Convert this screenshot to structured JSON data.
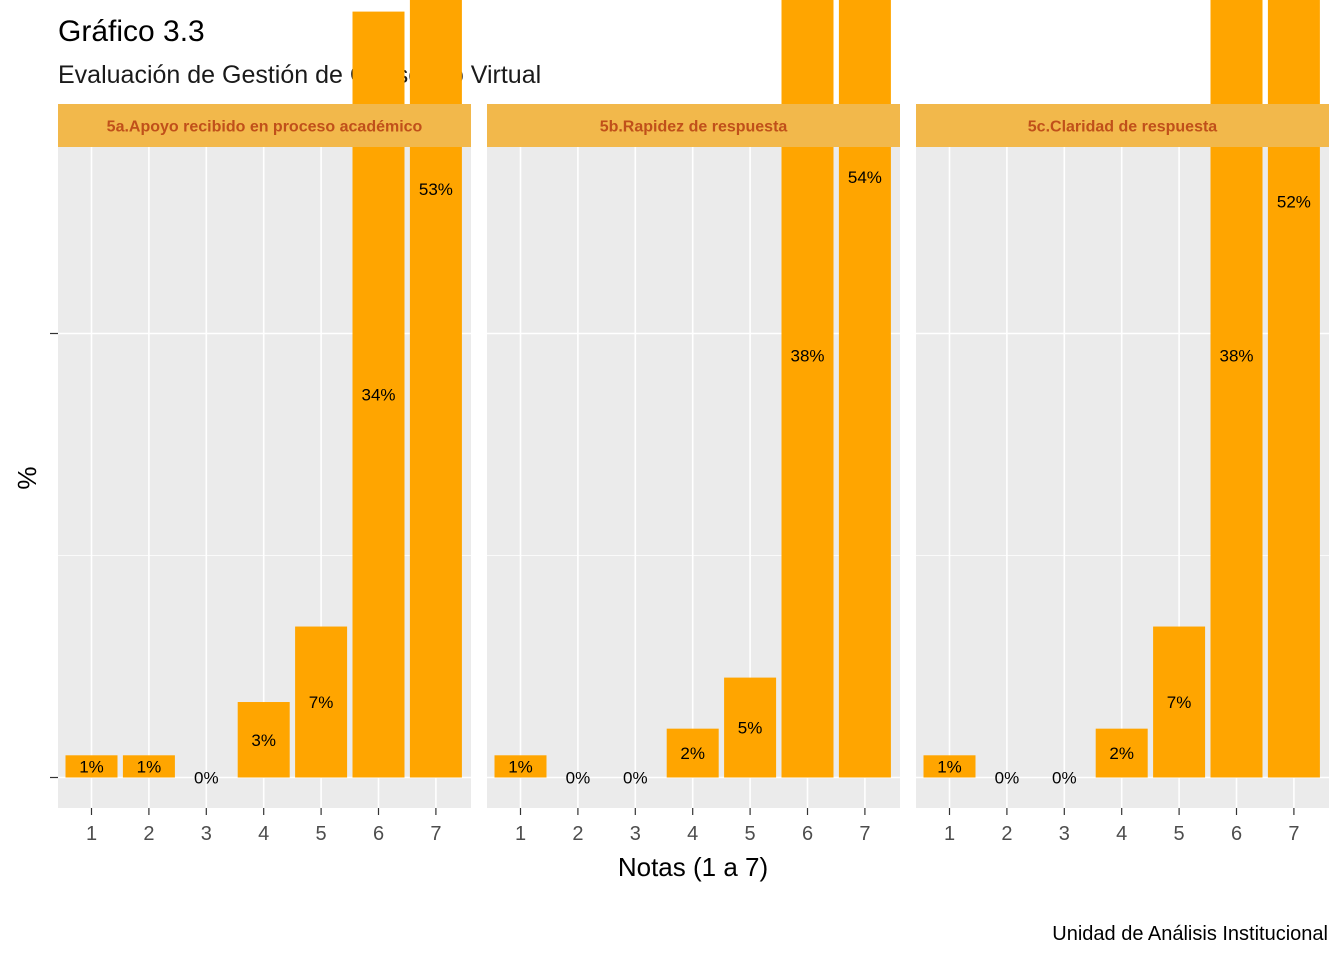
{
  "chart_data": {
    "type": "bar",
    "title": "Gráfico 3.3",
    "subtitle": "Evaluación de Gestión de Consejero Virtual",
    "xlabel": "Notas (1 a 7)",
    "ylabel": "%",
    "caption": "Unidad de Análisis Institucional",
    "categories": [
      "1",
      "2",
      "3",
      "4",
      "5",
      "6",
      "7"
    ],
    "ylim": [
      0,
      0.57
    ],
    "grid": true,
    "colors": {
      "bar": "#FFA500",
      "strip": "#F2B84B",
      "strip_text": "#C0501A",
      "panel": "#EBEBEB"
    },
    "panels": [
      {
        "name": "5a.Apoyo recibido en proceso académico",
        "values": [
          0.01,
          0.01,
          0.0,
          0.034,
          0.068,
          0.345,
          0.53
        ],
        "labels": [
          "1%",
          "1%",
          "0%",
          "3%",
          "7%",
          "34%",
          "53%"
        ]
      },
      {
        "name": "5b.Rapidez de respuesta",
        "values": [
          0.01,
          0.0,
          0.0,
          0.022,
          0.045,
          0.38,
          0.541
        ],
        "labels": [
          "1%",
          "0%",
          "0%",
          "2%",
          "5%",
          "38%",
          "54%"
        ]
      },
      {
        "name": "5c.Claridad de respuesta",
        "values": [
          0.01,
          0.0,
          0.0,
          0.022,
          0.068,
          0.38,
          0.519
        ],
        "labels": [
          "1%",
          "0%",
          "0%",
          "2%",
          "7%",
          "38%",
          "52%"
        ]
      }
    ]
  }
}
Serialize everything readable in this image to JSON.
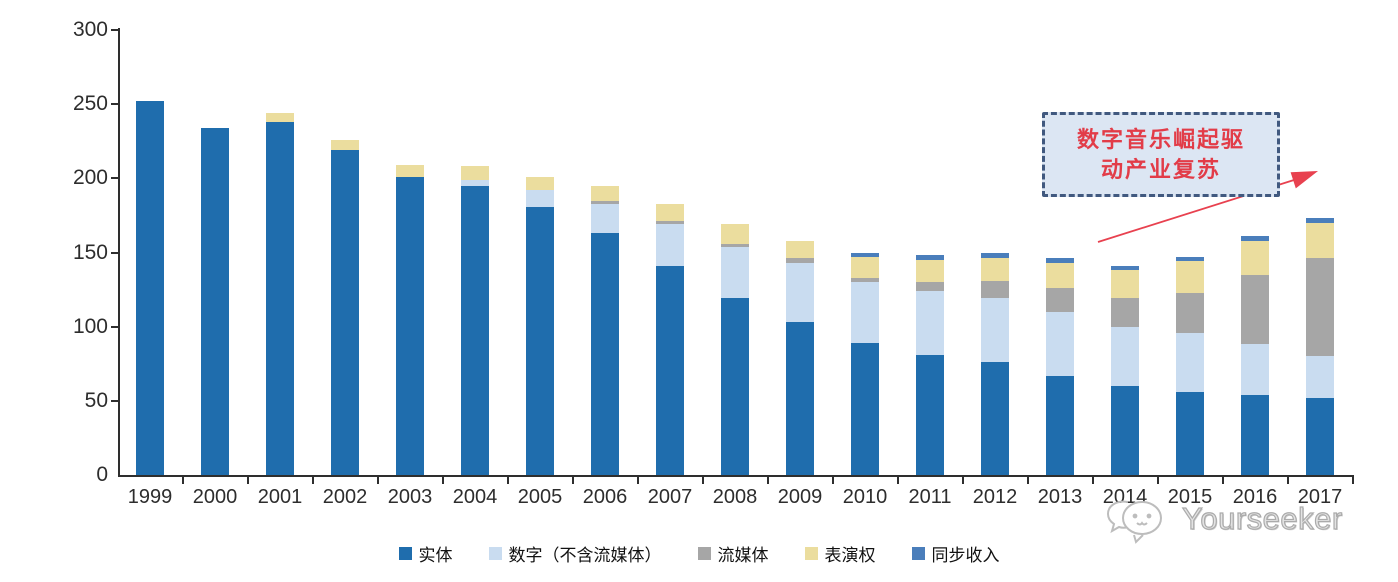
{
  "chart_data": {
    "type": "bar",
    "stacked": true,
    "title": "",
    "xlabel": "",
    "ylabel": "",
    "ylim": [
      0,
      300
    ],
    "yticks": [
      0,
      50,
      100,
      150,
      200,
      250,
      300
    ],
    "grid": false,
    "legend_position": "bottom",
    "axis_color": "#2e2e2e",
    "categories": [
      "1999",
      "2000",
      "2001",
      "2002",
      "2003",
      "2004",
      "2005",
      "2006",
      "2007",
      "2008",
      "2009",
      "2010",
      "2011",
      "2012",
      "2013",
      "2014",
      "2015",
      "2016",
      "2017"
    ],
    "series": [
      {
        "name": "实体",
        "color": "#1f6dad",
        "values": [
          252,
          234,
          238,
          219,
          201,
          195,
          181,
          163,
          141,
          119,
          103,
          89,
          81,
          76,
          67,
          60,
          56,
          54,
          52
        ]
      },
      {
        "name": "数字（不含流媒体）",
        "color": "#c9dcf0",
        "values": [
          0,
          0,
          0,
          0,
          0,
          4,
          11,
          20,
          28,
          35,
          40,
          41,
          43,
          43,
          43,
          40,
          40,
          34,
          28
        ]
      },
      {
        "name": "流媒体",
        "color": "#a6a6a6",
        "values": [
          0,
          0,
          0,
          0,
          0,
          0,
          0,
          2,
          2,
          2,
          3,
          3,
          6,
          12,
          16,
          19,
          27,
          47,
          66
        ]
      },
      {
        "name": "表演权",
        "color": "#ebdd9e",
        "values": [
          0,
          0,
          6,
          7,
          8,
          9,
          9,
          10,
          12,
          13,
          12,
          14,
          15,
          15,
          17,
          19,
          21,
          23,
          24
        ]
      },
      {
        "name": "同步收入",
        "color": "#4a7ebb",
        "values": [
          0,
          0,
          0,
          0,
          0,
          0,
          0,
          0,
          0,
          0,
          0,
          3,
          3,
          4,
          3,
          3,
          3,
          3,
          3
        ]
      }
    ],
    "totals": [
      252,
      234,
      244,
      226,
      209,
      208,
      201,
      195,
      183,
      169,
      158,
      150,
      148,
      150,
      146,
      141,
      147,
      161,
      173
    ]
  },
  "annotation": {
    "line1": "数字音乐崛起驱",
    "line2": "动产业复苏",
    "text_color": "#e23c48",
    "box_fill": "#dce6f3",
    "box_border": "#41597f",
    "arrow_color": "#e8414f"
  },
  "watermark": {
    "brand": "Yourseeker"
  }
}
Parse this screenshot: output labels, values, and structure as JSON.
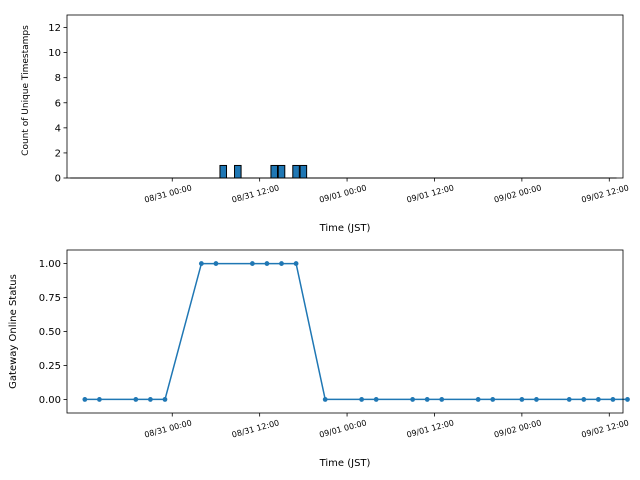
{
  "chart_data": [
    {
      "type": "bar",
      "xlabel": "Time (JST)",
      "ylabel": "Count of Unique Timestamps",
      "ylim": [
        0,
        13
      ],
      "yticks": [
        0,
        2,
        4,
        6,
        8,
        10,
        12
      ],
      "xlim": [
        "2024-08-30 09:33",
        "2024-09-02 13:53"
      ],
      "xticks": [
        {
          "t": "2024-08-31 00:00",
          "label": "08/31 00:00"
        },
        {
          "t": "2024-08-31 12:00",
          "label": "08/31 12:00"
        },
        {
          "t": "2024-09-01 00:00",
          "label": "09/01 00:00"
        },
        {
          "t": "2024-09-01 12:00",
          "label": "09/01 12:00"
        },
        {
          "t": "2024-09-02 00:00",
          "label": "09/02 00:00"
        },
        {
          "t": "2024-09-02 12:00",
          "label": "09/02 12:00"
        }
      ],
      "bar_width_hours": 1,
      "bars": [
        {
          "t": "2024-08-31 07:00",
          "value": 1
        },
        {
          "t": "2024-08-31 09:00",
          "value": 1
        },
        {
          "t": "2024-08-31 14:00",
          "value": 1
        },
        {
          "t": "2024-08-31 15:00",
          "value": 1
        },
        {
          "t": "2024-08-31 17:00",
          "value": 1
        },
        {
          "t": "2024-08-31 18:00",
          "value": 1
        }
      ],
      "baseline_start": "2024-08-30 10:00",
      "baseline_end": "2024-09-02 13:00",
      "colors": {
        "bar": "#1f77b4",
        "edge": "#000000"
      }
    },
    {
      "type": "line",
      "xlabel": "Time (JST)",
      "ylabel": "Gateway Online Status",
      "ylim": [
        -0.1,
        1.1
      ],
      "yticks": [
        "0.00",
        "0.25",
        "0.50",
        "0.75",
        "1.00"
      ],
      "xlim": [
        "2024-08-30 09:33",
        "2024-09-02 13:53"
      ],
      "xticks": [
        {
          "t": "2024-08-31 00:00",
          "label": "08/31 00:00"
        },
        {
          "t": "2024-08-31 12:00",
          "label": "08/31 12:00"
        },
        {
          "t": "2024-09-01 00:00",
          "label": "09/01 00:00"
        },
        {
          "t": "2024-09-01 12:00",
          "label": "09/01 12:00"
        },
        {
          "t": "2024-09-02 00:00",
          "label": "09/02 00:00"
        },
        {
          "t": "2024-09-02 12:00",
          "label": "09/02 12:00"
        }
      ],
      "points": [
        {
          "t": "2024-08-30 12:00",
          "y": 0
        },
        {
          "t": "2024-08-30 14:00",
          "y": 0
        },
        {
          "t": "2024-08-30 19:00",
          "y": 0
        },
        {
          "t": "2024-08-30 21:00",
          "y": 0
        },
        {
          "t": "2024-08-30 23:00",
          "y": 0
        },
        {
          "t": "2024-08-31 04:00",
          "y": 1
        },
        {
          "t": "2024-08-31 06:00",
          "y": 1
        },
        {
          "t": "2024-08-31 11:00",
          "y": 1
        },
        {
          "t": "2024-08-31 13:00",
          "y": 1
        },
        {
          "t": "2024-08-31 15:00",
          "y": 1
        },
        {
          "t": "2024-08-31 17:00",
          "y": 1
        },
        {
          "t": "2024-08-31 21:00",
          "y": 0
        },
        {
          "t": "2024-09-01 02:00",
          "y": 0
        },
        {
          "t": "2024-09-01 04:00",
          "y": 0
        },
        {
          "t": "2024-09-01 09:00",
          "y": 0
        },
        {
          "t": "2024-09-01 11:00",
          "y": 0
        },
        {
          "t": "2024-09-01 13:00",
          "y": 0
        },
        {
          "t": "2024-09-01 18:00",
          "y": 0
        },
        {
          "t": "2024-09-01 20:00",
          "y": 0
        },
        {
          "t": "2024-09-02 00:00",
          "y": 0
        },
        {
          "t": "2024-09-02 02:00",
          "y": 0
        },
        {
          "t": "2024-09-02 06:30",
          "y": 0
        },
        {
          "t": "2024-09-02 08:30",
          "y": 0
        },
        {
          "t": "2024-09-02 10:30",
          "y": 0
        },
        {
          "t": "2024-09-02 12:30",
          "y": 0
        },
        {
          "t": "2024-09-02 14:30",
          "y": 0
        }
      ],
      "colors": {
        "line": "#1f77b4"
      }
    }
  ]
}
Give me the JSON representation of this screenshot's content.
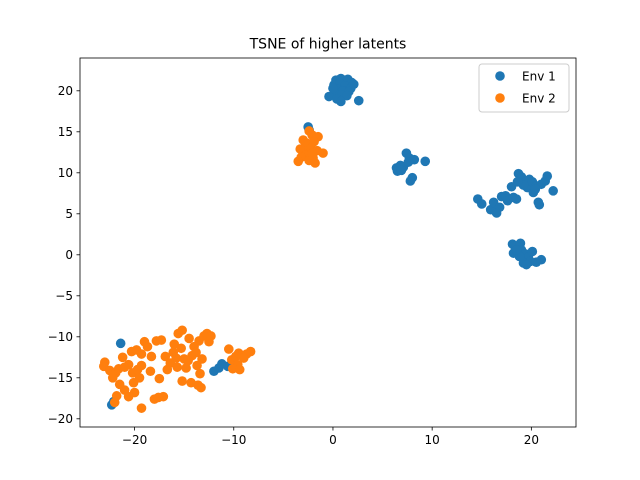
########################################
### Direction
Go through the records. Copy each line where "this" appears.

### Output
Convert this screenshot to structured JSON data.
Serialize everything readable in this image to JSON.
Parse this screenshot: output labels, values, and structure as JSON.
Give me the JSON representation of this screenshot's content.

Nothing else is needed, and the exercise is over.